─── DATA SECTION ───
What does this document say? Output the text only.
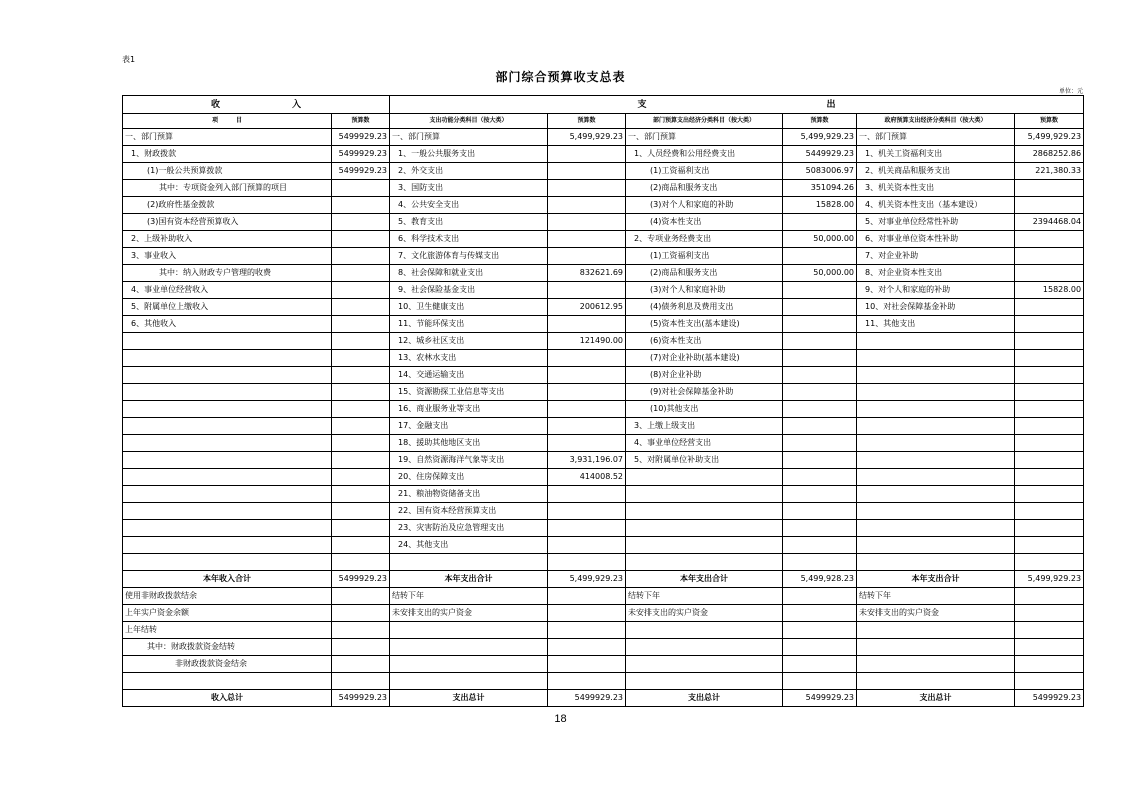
表1
部门综合预算收支总表
单位：元
收　　　　　　　　入		支　　　　　　　　　　　　　　　　　　　　出					
项　　　目	预算数	支出功能分类科目（按大类）	预算数	部门预算支出经济分类科目（按大类）	预算数	政府预算支出经济分类科目（按大类）	预算数
一、部门预算	5499929.23	一、部门预算	5,499,929.23	一、部门预算	5,499,929.23	一、部门预算	5,499,929.23
1、财政拨款	5499929.23	1、一般公共服务支出		1、人员经费和公用经费支出	5449929.23	1、机关工资福利支出	2868252.86
(1)一般公共预算拨款	5499929.23	2、外交支出		(1)工资福利支出	5083006.97	2、机关商品和服务支出	221,380.33
其中：专项资金列入部门预算的项目		3、国防支出		(2)商品和服务支出	351094.26	3、机关资本性支出	
(2)政府性基金拨款		4、公共安全支出		(3)对个人和家庭的补助	15828.00	4、机关资本性支出（基本建设）	
(3)国有资本经营预算收入		5、教育支出		(4)资本性支出		5、对事业单位经常性补助	2394468.04
2、上级补助收入		6、科学技术支出		2、专项业务经费支出	50,000.00	6、对事业单位资本性补助	
3、事业收入		7、文化旅游体育与传媒支出		(1)工资福利支出		7、对企业补助	
其中：纳入财政专户管理的收费		8、社会保障和就业支出	832621.69	(2)商品和服务支出	50,000.00	8、对企业资本性支出	
4、事业单位经营收入		9、社会保险基金支出		(3)对个人和家庭补助		9、对个人和家庭的补助	15828.00
5、附属单位上缴收入		10、卫生健康支出	200612.95	(4)债务利息及费用支出		10、对社会保障基金补助	
6、其他收入		11、节能环保支出		(5)资本性支出(基本建设)		11、其他支出	
		12、城乡社区支出	121490.00	(6)资本性支出			
		13、农林水支出		(7)对企业补助(基本建设)			
		14、交通运输支出		(8)对企业补助			
		15、资源勘探工业信息等支出		(9)对社会保障基金补助			
		16、商业服务业等支出		(10)其他支出			
		17、金融支出		3、上缴上级支出			
		18、援助其他地区支出		4、事业单位经营支出			
		19、自然资源海洋气象等支出	3,931,196.07	5、对附属单位补助支出			
		20、住房保障支出	414008.52				
		21、粮油物资储备支出					
		22、国有资本经营预算支出					
		23、灾害防治及应急管理支出					
		24、其他支出					

本年收入合计	5499929.23	本年支出合计	5,499,929.23	本年支出合计	5,499,928.23	本年支出合计	5,499,929.23
使用非财政拨款结余		结转下年		结转下年		结转下年	
上年实户资金余额		未安排支出的实户资金		未安排支出的实户资金		未安排支出的实户资金	
上年结转							
其中：财政拨款资金结转							
非财政拨款资金结余							

收入总计	5499929.23	支出总计	5499929.23	支出总计	5499929.23	支出总计	5499929.23
18
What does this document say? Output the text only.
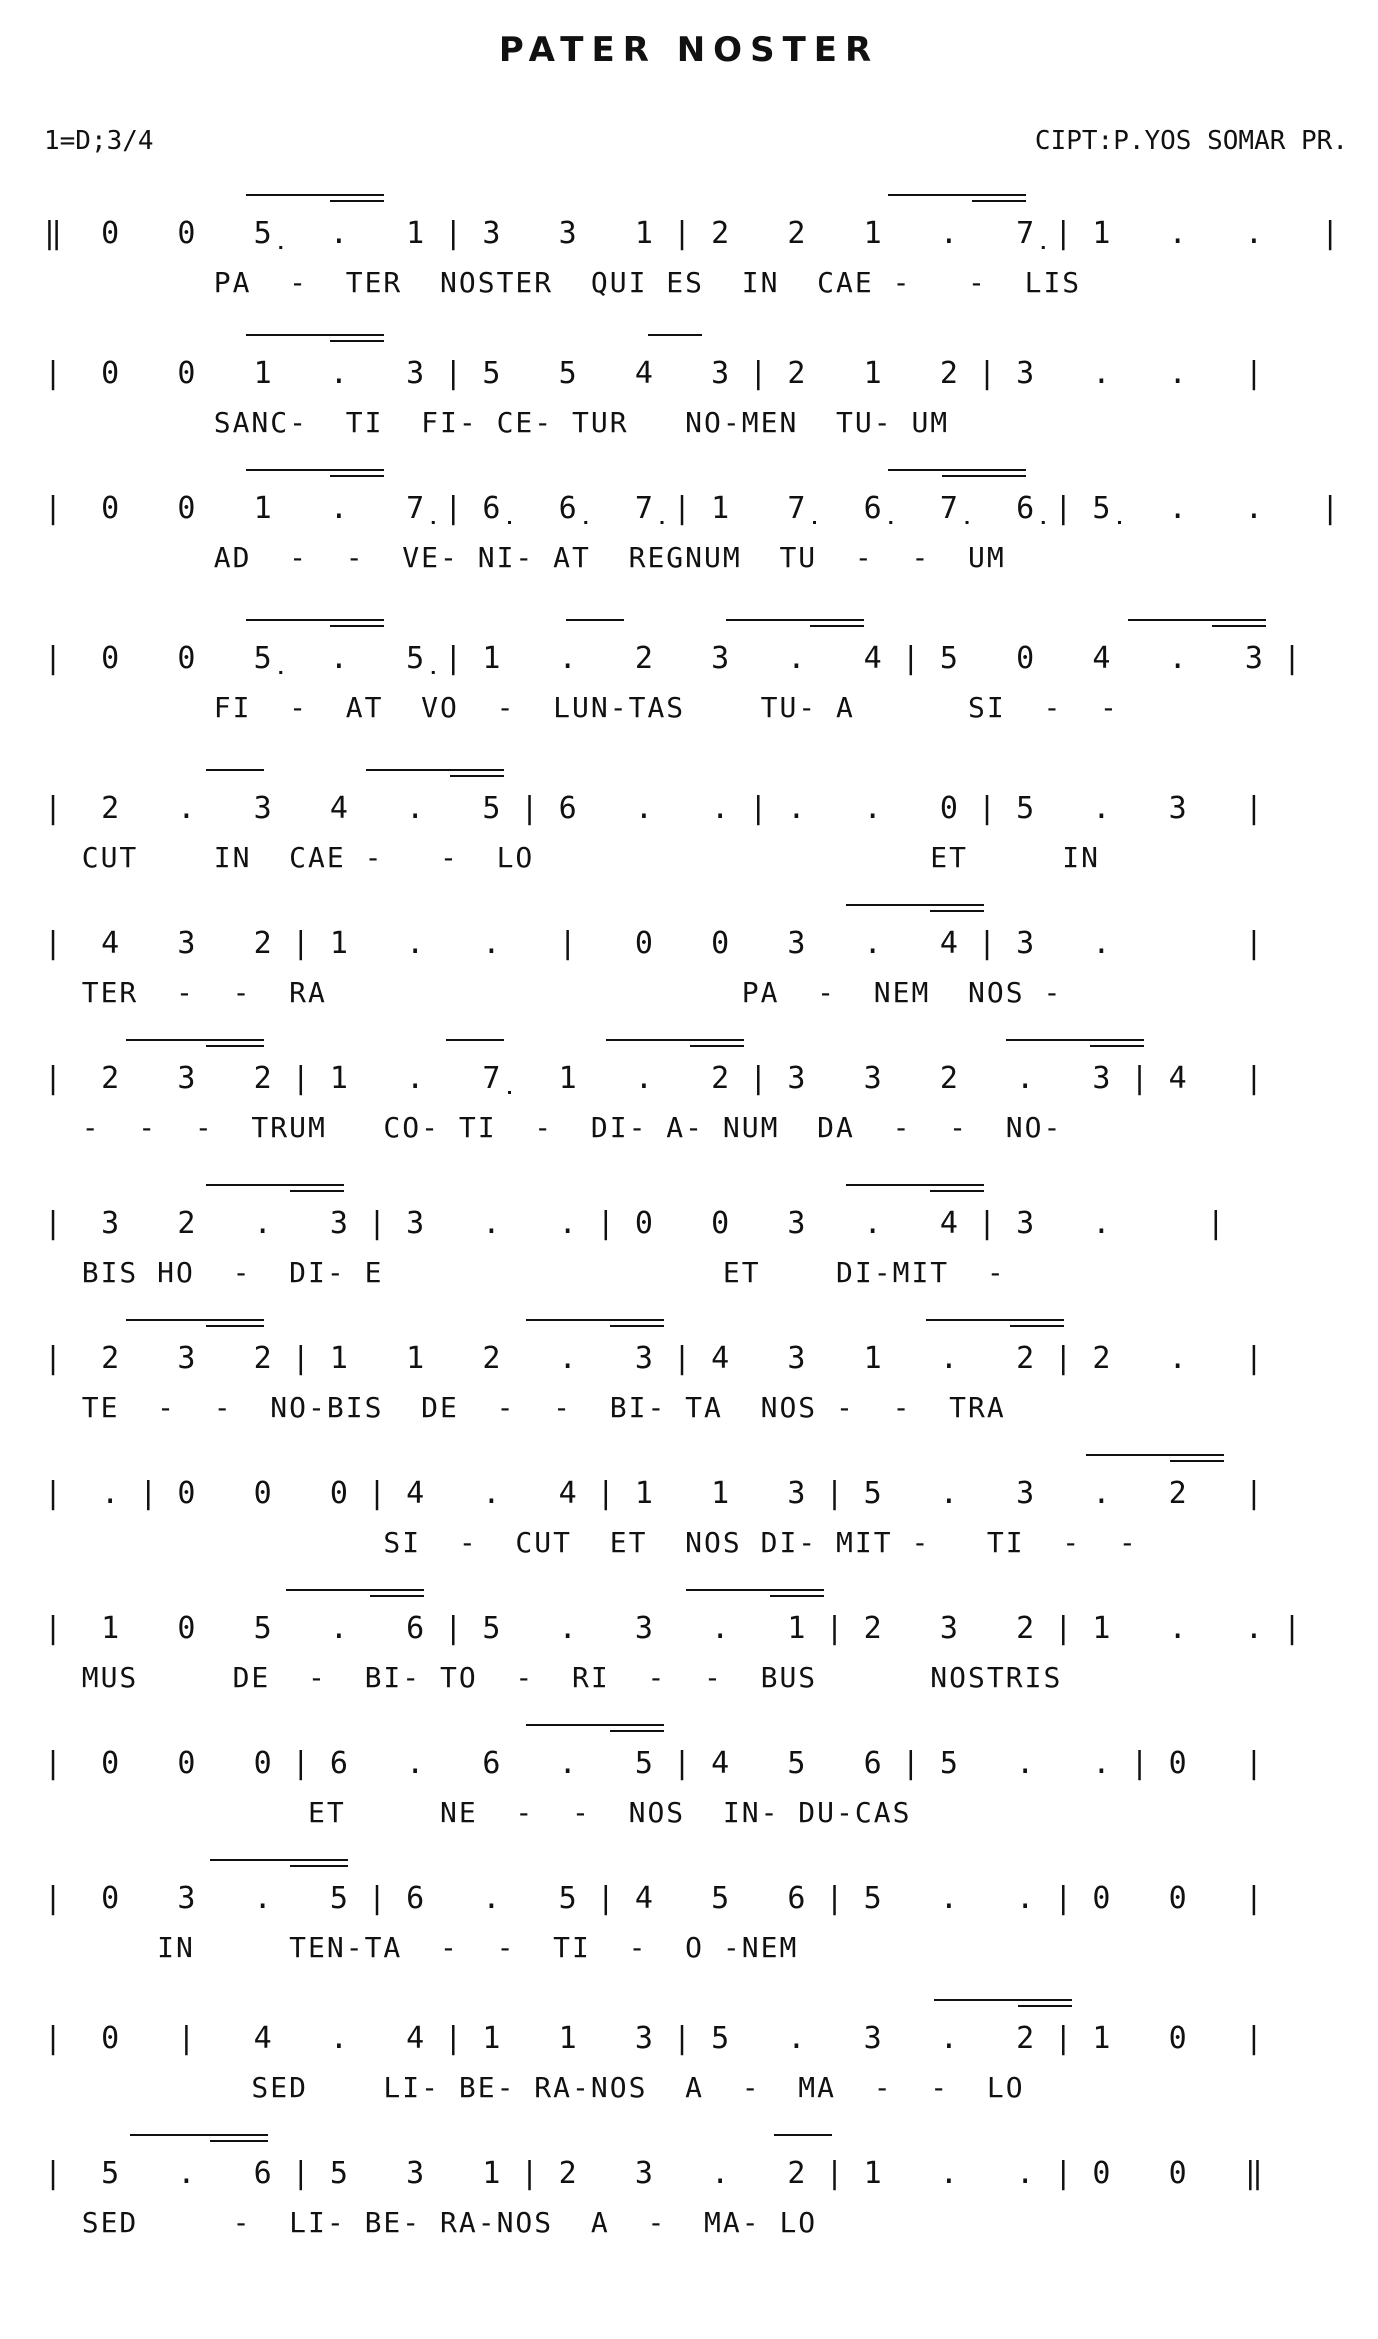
PATER NOSTER
1=D;3/4	CIPT:P.YOS SOMAR PR.
‖  0   0   5̣   .   1 | 3   3   1 | 2   2   1   .   7̣ | 1   .   .   |
PA  -  TER  NOSTER  QUI ES  IN  CAE -   -  LIS
|  0   0   1   .   3 | 5   5   4   3 | 2   1   2 | 3   .   .   |
SANC-  TI  FI- CE- TUR   NO-MEN  TU- UM
|  0   0   1   .   7̣ | 6̣   6̣   7̣ | 1   7̣   6̣   7̣   6̣ | 5̣   .   .   |
AD  -  -  VE- NI- AT  REGNUM  TU  -  -  UM
|  0   0   5̣   .   5̣ | 1   .   2   3   .   4 | 5   0   4   .   3 |
FI  -  AT  VO  -  LUN-TAS    TU- A      SI  -  -
|  2   .   3   4   .   5 | 6   .   . | .   .   0 | 5   .   3   |
CUT    IN  CAE -   -  LO                     ET     IN
|  4   3   2 | 1   .   .   |   0   0   3   .   4 | 3   .       |
TER  -  -  RA                      PA  -  NEM  NOS -
|  2   3   2 | 1   .   7̣   1   .   2 | 3   3   2   .   3 | 4   |
-  -  -  TRUM   CO- TI  -  DI- A- NUM  DA  -  -  NO-
|  3   2   .   3 | 3   .   . | 0   0   3   .   4 | 3   .     |
BIS HO  -  DI- E                  ET    DI-MIT  -
|  2   3   2 | 1   1   2   .   3 | 4   3   1   .   2 | 2   .   |
TE  -  -  NO-BIS  DE  -  -  BI- TA  NOS -  -  TRA
|  . | 0   0   0 | 4   .   4 | 1   1   3 | 5   .   3   .   2   |
SI  -  CUT  ET  NOS DI- MIT -   TI  -  -
|  1   0   5   .   6 | 5   .   3   .   1 | 2   3   2 | 1   .   . |
MUS     DE  -  BI- TO  -  RI  -  -  BUS      NOSTRIS
|  0   0   0 | 6   .   6   .   5 | 4   5   6 | 5   .   . | 0   |
ET     NE  -  -  NOS  IN- DU-CAS
|  0   3   .   5 | 6   .   5 | 4   5   6 | 5   .   . | 0   0   |
IN     TEN-TA  -  -  TI  -  O -NEM
|  0   |   4   .   4 | 1   1   3 | 5   .   3   .   2 | 1   0   |
SED    LI- BE- RA-NOS  A  -  MA  -  -  LO
|  5   .   6 | 5   3   1 | 2   3   .   2 | 1   .   . | 0   0   ‖
SED     -  LI- BE- RA-NOS  A  -  MA- LO
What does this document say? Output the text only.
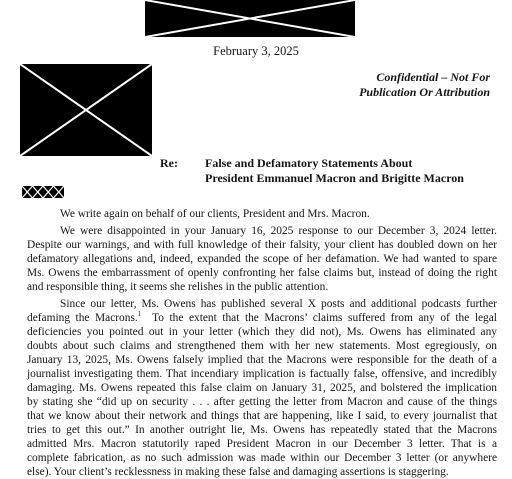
February 3, 2025
Confidential – Not For
Publication Or Attribution
Re: False and Defamatory Statements About
President Emmanuel Macron and Brigitte Macron
We write again on behalf of our clients, President and Mrs. Macron.
We were disappointed in your January 16, 2025 response to our December 3, 2024 letter.
Despite our warnings, and with full knowledge of their falsity, your client has doubled down on her
defamatory allegations and, indeed, expanded the scope of her defamation. We had wanted to spare
Ms. Owens the embarrassment of openly confronting her false claims but, instead of doing the right
and responsible thing, it seems she relishes in the public attention.
Since our letter, Ms. Owens has published several X posts and additional podcasts further
defaming the Macrons.$^1$  To the extent that the Macrons’ claims suffered from any of the legal
deficiencies you pointed out in your letter (which they did not), Ms. Owens has eliminated any
doubts about such claims and strengthened them with her new statements. Most egregiously, on
January 13, 2025, Ms. Owens falsely implied that the Macrons were responsible for the death of a
journalist investigating them. That incendiary implication is factually false, offensive, and incredibly
damaging. Ms. Owens repeated this false claim on January 31, 2025, and bolstered the implication
by stating she “did up on security . . . after getting the letter from Macron and cause of the things
that we know about their network and things that are happening, like I said, to every journalist that
tries to get this out.” In another outright lie, Ms. Owens has repeatedly stated that the Macrons
admitted Mrs. Macron statutorily raped President Macron in our December 3 letter. That is a
complete fabrication, as no such admission was made within our December 3 letter (or anywhere
else). Your client’s recklessness in making these false and damaging assertions is staggering.
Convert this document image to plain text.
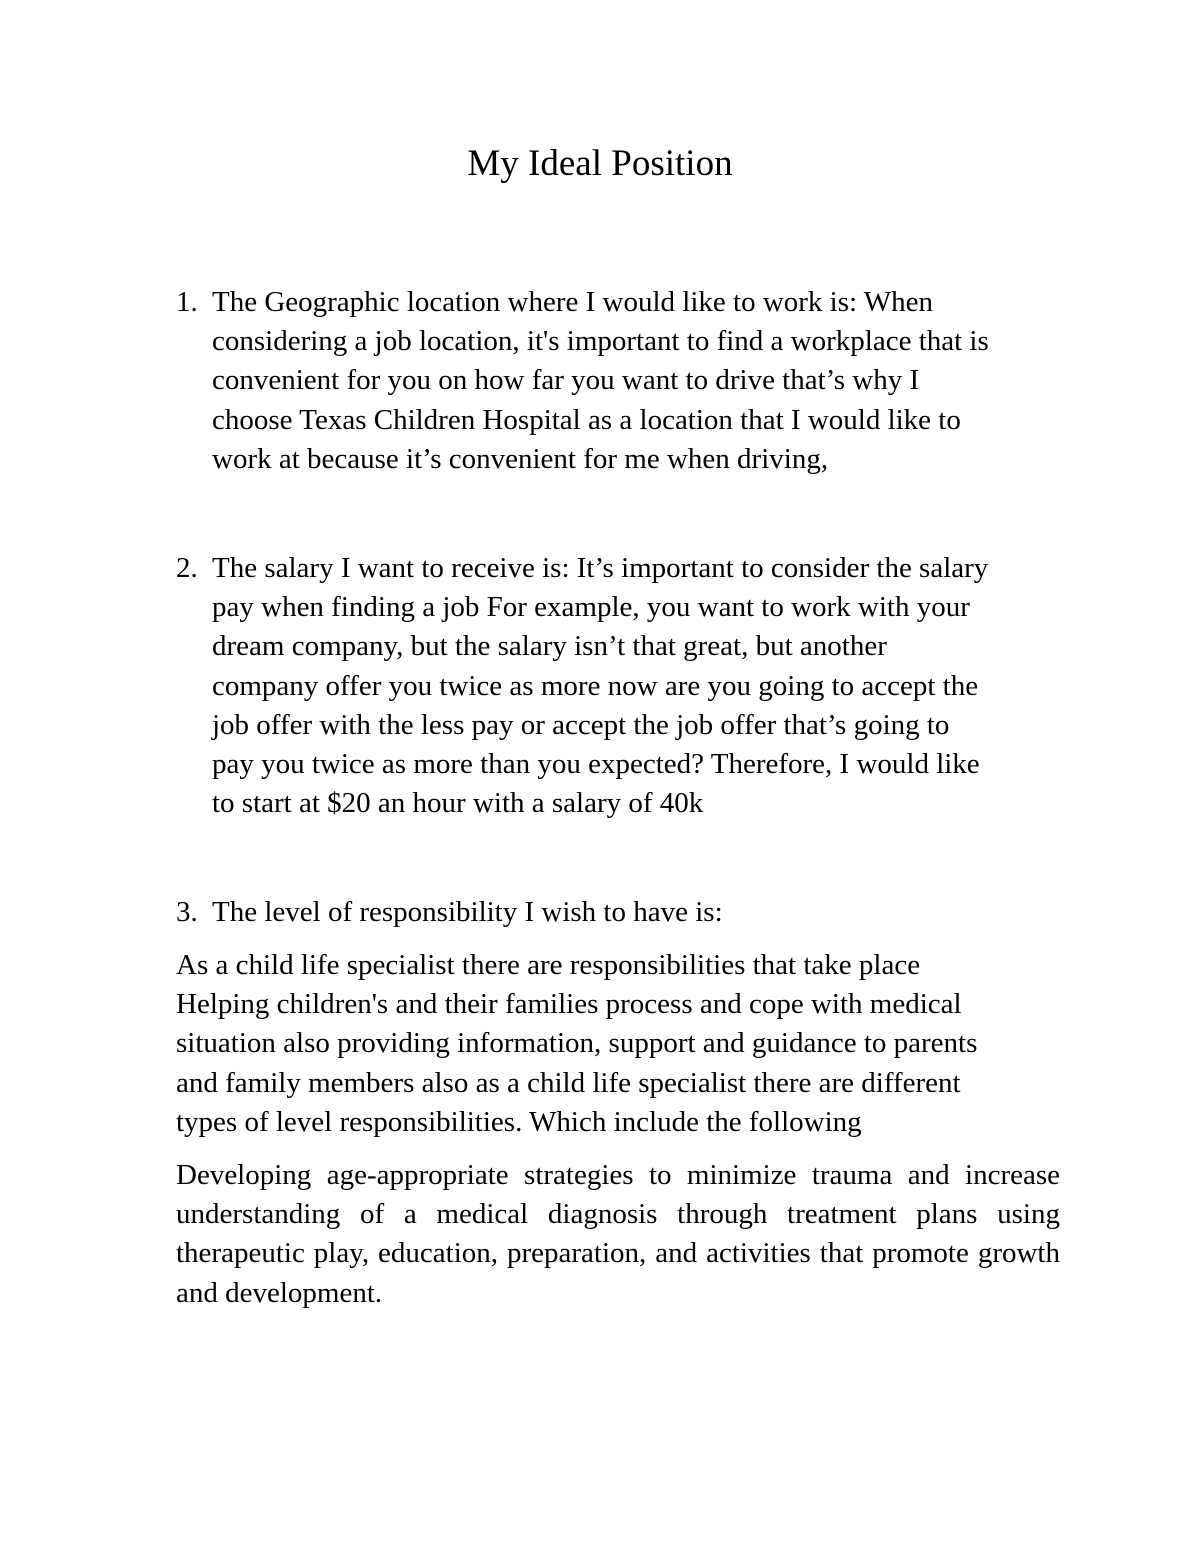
My Ideal Position
1. The Geographic location where I would like to work is: When
considering a job location, it's important to find a workplace that is
convenient for you on how far you want to drive that’s why I
choose Texas Children Hospital as a location that I would like to
work at because it’s convenient for me when driving,
2. The salary I want to receive is: It’s important to consider the salary
pay when finding a job For example, you want to work with your
dream company, but the salary isn’t that great, but another
company offer you twice as more now are you going to accept the
job offer with the less pay or accept the job offer that’s going to
pay you twice as more than you expected? Therefore, I would like
to start at $20 an hour with a salary of 40k
3. The level of responsibility I wish to have is:

As a child life specialist there are responsibilities that take place
Helping children's and their families process and cope with medical
situation also providing information, support and guidance to parents
and family members also as a child life specialist there are different
types of level responsibilities. Which include the following

Developing age-appropriate strategies to minimize trauma and increase understanding of a medical diagnosis through treatment plans using therapeutic play, education, preparation, and activities that promote growth and development.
───
**WHAT TO WORK ON**
Pull out every line of the records above that contains the word "January".

**EXERCISE ANSWER**
We were disappointed in your January 16, 2025 response to our December 3, 2024 letter.
January 13, 2025, Ms. Owens falsely implied that the Macrons were responsible for the death of a
damaging. Ms. Owens repeated this false claim on January 31, 2025, and bolstered the implication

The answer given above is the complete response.